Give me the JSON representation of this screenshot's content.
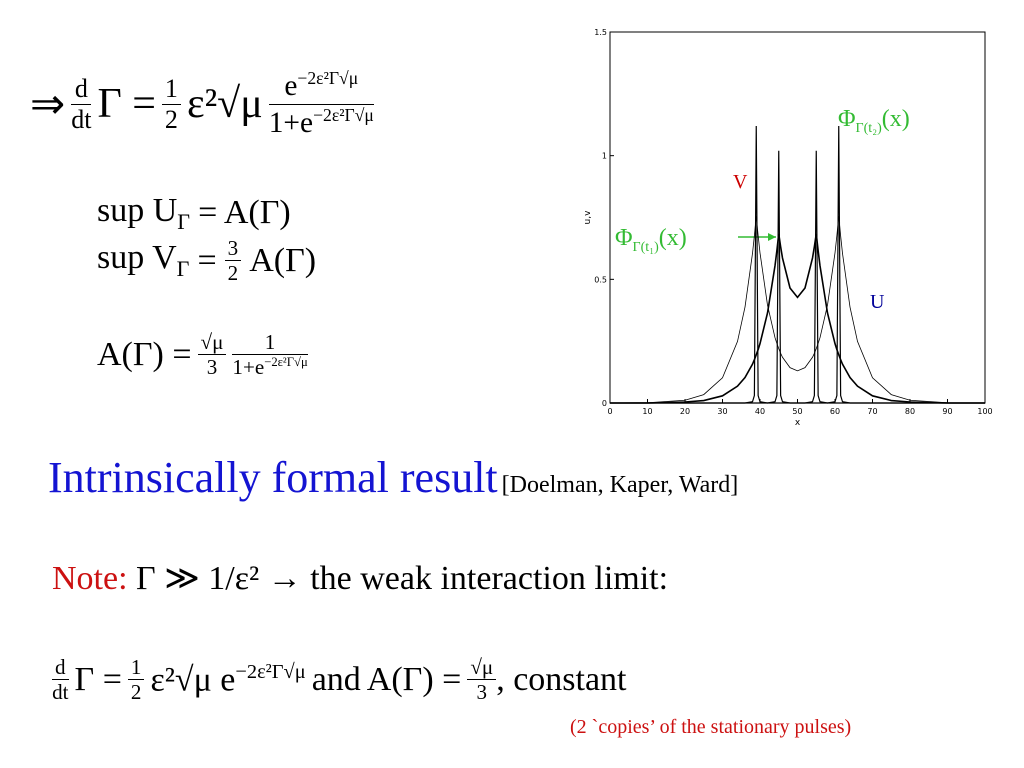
{
  "slide": {
    "eq_rate": {
      "arrow": "⇒",
      "ddt_num": "d",
      "ddt_den": "dt",
      "lhs": "Γ =",
      "half_num": "1",
      "half_den": "2",
      "coef": "ε²√μ",
      "frac_num": "e",
      "frac_num_exp": "−2ε²Γ√μ",
      "frac_den": "1+e",
      "frac_den_exp": "−2ε²Γ√μ"
    },
    "sup_u": {
      "a": "sup U",
      "sub": "Γ",
      "b": "= A(Γ)"
    },
    "sup_v": {
      "a": "sup V",
      "sub": "Γ",
      "b": "=",
      "num": "3",
      "den": "2",
      "c": "A(Γ)"
    },
    "eq_a": {
      "lhs": "A(Γ) =",
      "num1": "√μ",
      "den1": "3",
      "num2": "1",
      "den2": "1+e",
      "den2_exp": "−2ε²Γ√μ"
    },
    "headline": {
      "main": "Intrinsically formal result",
      "cite": "[Doelman, Kaper, Ward]"
    },
    "note": {
      "label": "Note:",
      "text": "Γ ≫ 1/ε² → the weak interaction limit:"
    },
    "eq_limit": {
      "ddt_num": "d",
      "ddt_den": "dt",
      "a": "Γ =",
      "half_num": "1",
      "half_den": "2",
      "b": "ε²√μ e",
      "exp": "−2ε²Γ√μ",
      "and": "and",
      "c": "A(Γ) =",
      "num": "√μ",
      "den": "3",
      "d": ", constant"
    },
    "footnote": "(2 `copies’ of the stationary pulses)"
  },
  "chart_data": {
    "type": "line",
    "xlabel": "x",
    "ylabel": "u,v",
    "xlim": [
      0,
      100
    ],
    "ylim": [
      0,
      1.5
    ],
    "xticks": [
      0,
      10,
      20,
      30,
      40,
      50,
      60,
      70,
      80,
      90,
      100
    ],
    "yticks": [
      0,
      0.5,
      1,
      1.5
    ],
    "x": [
      0,
      10,
      20,
      25,
      30,
      34,
      36,
      38,
      38.5,
      39,
      39.5,
      40,
      42,
      44,
      44.5,
      45,
      45.5,
      46,
      48,
      50,
      52,
      54,
      54.5,
      55,
      55.5,
      56,
      58,
      60,
      60.5,
      61,
      61.5,
      62,
      64,
      66,
      70,
      75,
      80,
      90,
      100
    ],
    "series": [
      {
        "color": "#000000",
        "linewidth": 1.6,
        "values": [
          0,
          0,
          0.004,
          0.01,
          0.029,
          0.068,
          0.103,
          0.157,
          0.175,
          0.195,
          0.216,
          0.24,
          0.364,
          0.555,
          0.616,
          0.684,
          0.632,
          0.586,
          0.465,
          0.427,
          0.465,
          0.586,
          0.632,
          0.684,
          0.616,
          0.555,
          0.364,
          0.24,
          0.216,
          0.195,
          0.175,
          0.157,
          0.103,
          0.068,
          0.029,
          0.01,
          0.004,
          0,
          0
        ]
      },
      {
        "color": "#000000",
        "linewidth": 0.8,
        "values": [
          0,
          0.001,
          0.011,
          0.034,
          0.102,
          0.249,
          0.388,
          0.605,
          0.676,
          0.756,
          0.677,
          0.607,
          0.396,
          0.264,
          0.241,
          0.22,
          0.201,
          0.185,
          0.143,
          0.13,
          0.143,
          0.185,
          0.201,
          0.22,
          0.241,
          0.264,
          0.396,
          0.607,
          0.677,
          0.756,
          0.676,
          0.605,
          0.388,
          0.249,
          0.102,
          0.034,
          0.011,
          0.001,
          0
        ]
      },
      {
        "color": "#000000",
        "linewidth": 1.2,
        "values": [
          0,
          0,
          0,
          0,
          0,
          0,
          0,
          0,
          0,
          0,
          0,
          0,
          0,
          0.005,
          0.03,
          1.02,
          0.03,
          0.005,
          0,
          0,
          0,
          0.005,
          0.03,
          1.02,
          0.03,
          0.005,
          0,
          0,
          0,
          0,
          0,
          0,
          0,
          0,
          0,
          0,
          0,
          0,
          0
        ]
      },
      {
        "color": "#000000",
        "linewidth": 1.2,
        "values": [
          0,
          0,
          0,
          0,
          0,
          0,
          0,
          0.005,
          0.03,
          1.12,
          0.03,
          0.005,
          0,
          0,
          0,
          0,
          0,
          0,
          0,
          0,
          0,
          0,
          0,
          0,
          0,
          0,
          0,
          0.005,
          0.03,
          1.12,
          0.03,
          0.005,
          0,
          0,
          0,
          0,
          0,
          0,
          0
        ]
      }
    ],
    "annotations": [
      {
        "text": "V",
        "color": "#cc0000"
      },
      {
        "text": "U",
        "color": "#000099"
      },
      {
        "main": "Φ",
        "sub": "Γ(t₂)",
        "arg": "(x)",
        "color": "#33bb33"
      },
      {
        "main": "Φ",
        "sub": "Γ(t₁)",
        "arg": "(x)",
        "color": "#33bb33"
      }
    ]
  }
}
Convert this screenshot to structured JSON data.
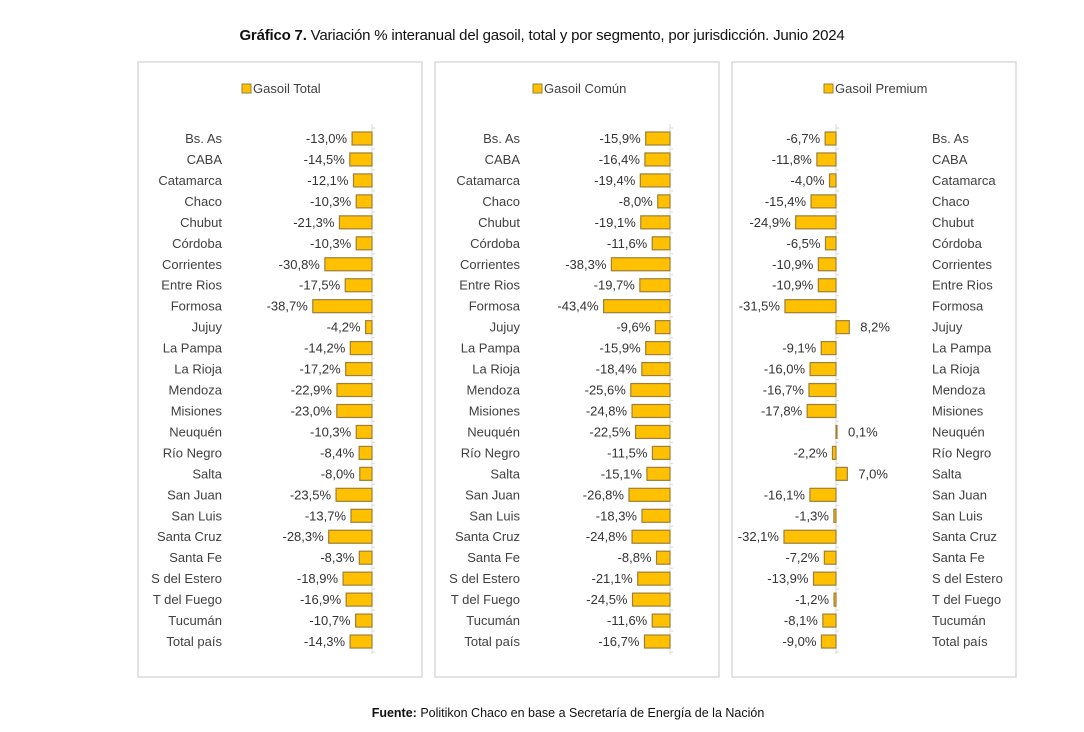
{
  "title": {
    "bold": "Gráfico 7.",
    "rest": " Variación % interanual del gasoil, total y por segmento, por jurisdicción. Junio 2024"
  },
  "source": {
    "bold": "Fuente:",
    "rest": " Politikon Chaco en base a Secretaría de Energía de la Nación"
  },
  "colors": {
    "bar_fill": "#FFC000",
    "bar_border": "#9C7F3A"
  },
  "chart_data": [
    {
      "type": "bar",
      "orientation": "horizontal",
      "title": "",
      "legend": "Gasoil Total",
      "legend_position": "top",
      "xlabel": "",
      "ylabel": "",
      "categories": [
        "Bs. As",
        "CABA",
        "Catamarca",
        "Chaco",
        "Chubut",
        "Córdoba",
        "Corrientes",
        "Entre Rios",
        "Formosa",
        "Jujuy",
        "La Pampa",
        "La Rioja",
        "Mendoza",
        "Misiones",
        "Neuquén",
        "Río Negro",
        "Salta",
        "San Juan",
        "San Luis",
        "Santa Cruz",
        "Santa Fe",
        "S del Estero",
        "T del Fuego",
        "Tucumán",
        "Total país"
      ],
      "values": [
        -13.0,
        -14.5,
        -12.1,
        -10.3,
        -21.3,
        -10.3,
        -30.8,
        -17.5,
        -38.7,
        -4.2,
        -14.2,
        -17.2,
        -22.9,
        -23.0,
        -10.3,
        -8.4,
        -8.0,
        -23.5,
        -13.7,
        -28.3,
        -8.3,
        -18.9,
        -16.9,
        -10.7,
        -14.3
      ],
      "labels": [
        "-13,0%",
        "-14,5%",
        "-12,1%",
        "-10,3%",
        "-21,3%",
        "-10,3%",
        "-30,8%",
        "-17,5%",
        "-38,7%",
        "-4,2%",
        "-14,2%",
        "-17,2%",
        "-22,9%",
        "-23,0%",
        "-10,3%",
        "-8,4%",
        "-8,0%",
        "-23,5%",
        "-13,7%",
        "-28,3%",
        "-8,3%",
        "-18,9%",
        "-16,9%",
        "-10,7%",
        "-14,3%"
      ],
      "category_side": "left",
      "grid": false
    },
    {
      "type": "bar",
      "orientation": "horizontal",
      "title": "",
      "legend": "Gasoil Común",
      "legend_position": "top",
      "xlabel": "",
      "ylabel": "",
      "categories": [
        "Bs. As",
        "CABA",
        "Catamarca",
        "Chaco",
        "Chubut",
        "Córdoba",
        "Corrientes",
        "Entre Rios",
        "Formosa",
        "Jujuy",
        "La Pampa",
        "La Rioja",
        "Mendoza",
        "Misiones",
        "Neuquén",
        "Río Negro",
        "Salta",
        "San Juan",
        "San Luis",
        "Santa Cruz",
        "Santa Fe",
        "S del Estero",
        "T del Fuego",
        "Tucumán",
        "Total país"
      ],
      "values": [
        -15.9,
        -16.4,
        -19.4,
        -8.0,
        -19.1,
        -11.6,
        -38.3,
        -19.7,
        -43.4,
        -9.6,
        -15.9,
        -18.4,
        -25.6,
        -24.8,
        -22.5,
        -11.5,
        -15.1,
        -26.8,
        -18.3,
        -24.8,
        -8.8,
        -21.1,
        -24.5,
        -11.6,
        -16.7
      ],
      "labels": [
        "-15,9%",
        "-16,4%",
        "-19,4%",
        "-8,0%",
        "-19,1%",
        "-11,6%",
        "-38,3%",
        "-19,7%",
        "-43,4%",
        "-9,6%",
        "-15,9%",
        "-18,4%",
        "-25,6%",
        "-24,8%",
        "-22,5%",
        "-11,5%",
        "-15,1%",
        "-26,8%",
        "-18,3%",
        "-24,8%",
        "-8,8%",
        "-21,1%",
        "-24,5%",
        "-11,6%",
        "-16,7%"
      ],
      "category_side": "left",
      "grid": false
    },
    {
      "type": "bar",
      "orientation": "horizontal",
      "title": "",
      "legend": "Gasoil Premium",
      "legend_position": "top",
      "xlabel": "",
      "ylabel": "",
      "categories": [
        "Bs. As",
        "CABA",
        "Catamarca",
        "Chaco",
        "Chubut",
        "Córdoba",
        "Corrientes",
        "Entre Rios",
        "Formosa",
        "Jujuy",
        "La Pampa",
        "La Rioja",
        "Mendoza",
        "Misiones",
        "Neuquén",
        "Río Negro",
        "Salta",
        "San Juan",
        "San Luis",
        "Santa Cruz",
        "Santa Fe",
        "S del Estero",
        "T del Fuego",
        "Tucumán",
        "Total país"
      ],
      "values": [
        -6.7,
        -11.8,
        -4.0,
        -15.4,
        -24.9,
        -6.5,
        -10.9,
        -10.9,
        -31.5,
        8.2,
        -9.1,
        -16.0,
        -16.7,
        -17.8,
        0.1,
        -2.2,
        7.0,
        -16.1,
        -1.3,
        -32.1,
        -7.2,
        -13.9,
        -1.2,
        -8.1,
        -9.0
      ],
      "labels": [
        "-6,7%",
        "-11,8%",
        "-4,0%",
        "-15,4%",
        "-24,9%",
        "-6,5%",
        "-10,9%",
        "-10,9%",
        "-31,5%",
        "8,2%",
        "-9,1%",
        "-16,0%",
        "-16,7%",
        "-17,8%",
        "0,1%",
        "-2,2%",
        "7,0%",
        "-16,1%",
        "-1,3%",
        "-32,1%",
        "-7,2%",
        "-13,9%",
        "-1,2%",
        "-8,1%",
        "-9,0%"
      ],
      "category_side": "right",
      "grid": false
    }
  ]
}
......
Check each line of the entries for the string "this". Copy the lines that have it.

** Exercise result **
Give me the JSON representation of this screenshot's content.
Convert this screenshot to structured JSON data.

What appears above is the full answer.